■ Exercise A
Please write out the passage from "## Me&2Girls (May" to "in the morning." in the grooming thread.
■ Exercise B
Name every distinct username that posts in the grooming thread.

■ Article
----------------

# Grooming before first show



## jjndjgotahav (Jan 6, 2008)

We have our first show this weekend and my Angel is going through her coat change. Constant matting every time you blink. I am planning on doing the big bath, grooming session the night before we leave. I have Coat Handler Shampoo and the EZ Groom Silky Almond Shampoo. I am wondering which would of these shampoos might help with less matting. I have the Coat Handler Conditioner also. Any thoughts on this? I have not used the Silky Almond yet, it just came this week. Maybe it would be best not to try the new shampoo before our first show!?!? You are all so wonderful with your advice. I am learning a lot here. Thank you!


----------



## windfallhavs (Oct 19, 2006)

This is just me personally, but I never try out new grooming products right before a show. If you don't like what they do to the coat, you are going to end up having to redo all of the grooming...I would wait and experiment with new products during a regular grooming session. Then...if you like the results, you know that you are safe using the products for the show bath.


----------



## Me&2Girls (May 11, 2007)

My guess is that if you've used Coat Handler in the past and liked it, then you should stick with it - especially if you are grooming the night before and can't do it in the morning.


----------



## jjndjgotahav (Jan 6, 2008)

Thank you. I guess it was a silly question. I think I am nervous about the show and frustrated with the mats. 

No matter how hard I am working on her she mats right back up.

Wish I had a magic wand


----------



## Havtahava (Aug 20, 2006)

I completely agree with Diane (windfallhavs). Don't try something new the night before or the morning of a show. Stick with what you know. If she is blowing coat, she's going to blow it no matter what the product is that you use.

Good luck!


----------



## EstrellaVila (Nov 30, 2007)

Boo for blowing coat. This is a late tip as you already did your show, but I had to experiment a ton to see what worked for Tito's coat. He has been to three shows now, and I think I kinda figured it out. I have to wake up and bathe/groom him the day of the show. His hair is just too kinky curly to do it any earlier. I tried night before and morning of and did not the same results. Throughout the week I spray tons of leave in conditioner and brush him. I spent 4 hours grooming him Sunday morning this last show. Not kidding. He pottied, was bathed with tons of conditioner, and then blow dried until he was as close to perfect as my patience would allow. I think the best you can do is brush consistently for the mats, and bring tons of diluted CH conditioner with you for your show day and possibly a blow dyer for last minute touches. I started using Isle of Dogs products because I found the coat handler shampoo was just a little too strong. You have to play around with it to find what works for you (dont test it show day like the ladies have already mentioned). Good luck in the ring and always remember to have fun!


----------

----------------

■ Data lines
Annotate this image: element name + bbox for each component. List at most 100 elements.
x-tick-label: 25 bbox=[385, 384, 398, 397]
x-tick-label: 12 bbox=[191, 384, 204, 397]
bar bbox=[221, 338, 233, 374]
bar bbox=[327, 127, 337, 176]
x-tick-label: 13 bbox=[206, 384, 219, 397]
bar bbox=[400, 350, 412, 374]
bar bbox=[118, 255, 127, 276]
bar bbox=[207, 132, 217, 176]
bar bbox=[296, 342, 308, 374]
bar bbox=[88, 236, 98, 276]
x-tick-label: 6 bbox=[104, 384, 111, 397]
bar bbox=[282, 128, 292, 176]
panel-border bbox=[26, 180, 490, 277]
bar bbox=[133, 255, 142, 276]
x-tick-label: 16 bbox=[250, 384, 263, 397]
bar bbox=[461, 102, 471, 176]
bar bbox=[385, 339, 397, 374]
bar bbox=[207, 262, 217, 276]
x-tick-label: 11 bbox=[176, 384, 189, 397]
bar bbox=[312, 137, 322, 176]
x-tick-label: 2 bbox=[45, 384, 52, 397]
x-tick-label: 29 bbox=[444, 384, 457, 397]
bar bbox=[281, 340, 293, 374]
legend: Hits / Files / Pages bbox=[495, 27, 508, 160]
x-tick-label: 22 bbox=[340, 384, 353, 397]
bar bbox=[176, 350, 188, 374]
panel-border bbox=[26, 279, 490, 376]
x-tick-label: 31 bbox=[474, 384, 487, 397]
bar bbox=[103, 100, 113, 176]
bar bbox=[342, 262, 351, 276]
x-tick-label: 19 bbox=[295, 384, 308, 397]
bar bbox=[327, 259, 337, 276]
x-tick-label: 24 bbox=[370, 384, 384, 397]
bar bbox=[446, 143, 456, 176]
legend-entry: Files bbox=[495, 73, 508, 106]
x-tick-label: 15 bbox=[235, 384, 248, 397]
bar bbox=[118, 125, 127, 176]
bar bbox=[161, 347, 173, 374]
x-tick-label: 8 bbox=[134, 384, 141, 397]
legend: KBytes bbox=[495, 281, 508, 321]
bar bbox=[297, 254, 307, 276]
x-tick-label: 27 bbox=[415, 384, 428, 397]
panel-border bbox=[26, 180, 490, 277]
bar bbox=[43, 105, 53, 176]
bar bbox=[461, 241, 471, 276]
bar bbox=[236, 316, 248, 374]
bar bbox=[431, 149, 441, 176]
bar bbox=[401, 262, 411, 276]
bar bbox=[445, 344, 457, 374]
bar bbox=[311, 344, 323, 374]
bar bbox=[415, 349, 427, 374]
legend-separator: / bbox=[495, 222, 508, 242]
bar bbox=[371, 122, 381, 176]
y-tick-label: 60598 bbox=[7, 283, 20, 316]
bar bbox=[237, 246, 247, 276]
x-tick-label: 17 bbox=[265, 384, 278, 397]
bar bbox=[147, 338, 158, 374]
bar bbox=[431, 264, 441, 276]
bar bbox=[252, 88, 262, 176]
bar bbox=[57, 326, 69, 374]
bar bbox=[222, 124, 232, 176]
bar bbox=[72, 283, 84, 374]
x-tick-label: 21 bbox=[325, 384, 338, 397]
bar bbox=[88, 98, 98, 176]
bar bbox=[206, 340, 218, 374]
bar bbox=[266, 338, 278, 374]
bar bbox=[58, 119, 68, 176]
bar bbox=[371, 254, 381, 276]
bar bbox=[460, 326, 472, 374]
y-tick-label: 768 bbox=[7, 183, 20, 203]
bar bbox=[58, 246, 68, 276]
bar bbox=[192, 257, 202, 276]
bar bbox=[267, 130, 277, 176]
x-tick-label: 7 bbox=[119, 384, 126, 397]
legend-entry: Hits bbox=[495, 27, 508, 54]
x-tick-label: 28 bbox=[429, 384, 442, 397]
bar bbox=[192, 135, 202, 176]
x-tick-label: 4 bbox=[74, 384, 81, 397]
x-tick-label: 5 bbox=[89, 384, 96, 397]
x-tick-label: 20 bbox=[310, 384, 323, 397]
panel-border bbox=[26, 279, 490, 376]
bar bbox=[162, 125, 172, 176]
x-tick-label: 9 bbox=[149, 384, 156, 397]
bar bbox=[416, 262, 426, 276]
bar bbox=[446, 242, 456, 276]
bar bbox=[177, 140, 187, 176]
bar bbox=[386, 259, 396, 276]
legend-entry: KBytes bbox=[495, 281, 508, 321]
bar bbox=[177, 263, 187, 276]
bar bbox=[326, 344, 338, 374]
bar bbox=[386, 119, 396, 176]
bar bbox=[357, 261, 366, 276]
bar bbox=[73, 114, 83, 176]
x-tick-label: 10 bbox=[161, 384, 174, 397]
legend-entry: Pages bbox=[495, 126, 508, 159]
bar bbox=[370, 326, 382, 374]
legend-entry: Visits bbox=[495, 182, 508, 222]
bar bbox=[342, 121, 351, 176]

----------------

■ Full response A
## Me&2Girls (May 11, 2007)

My guess is that if you've used Coat Handler in the past and liked it, then you should stick with it - especially if you are grooming the night before and can't do it in the morning.

■ Full response B
jjndjgotahav
windfallhavs
Me&2Girls
Havtahava
EstrellaVila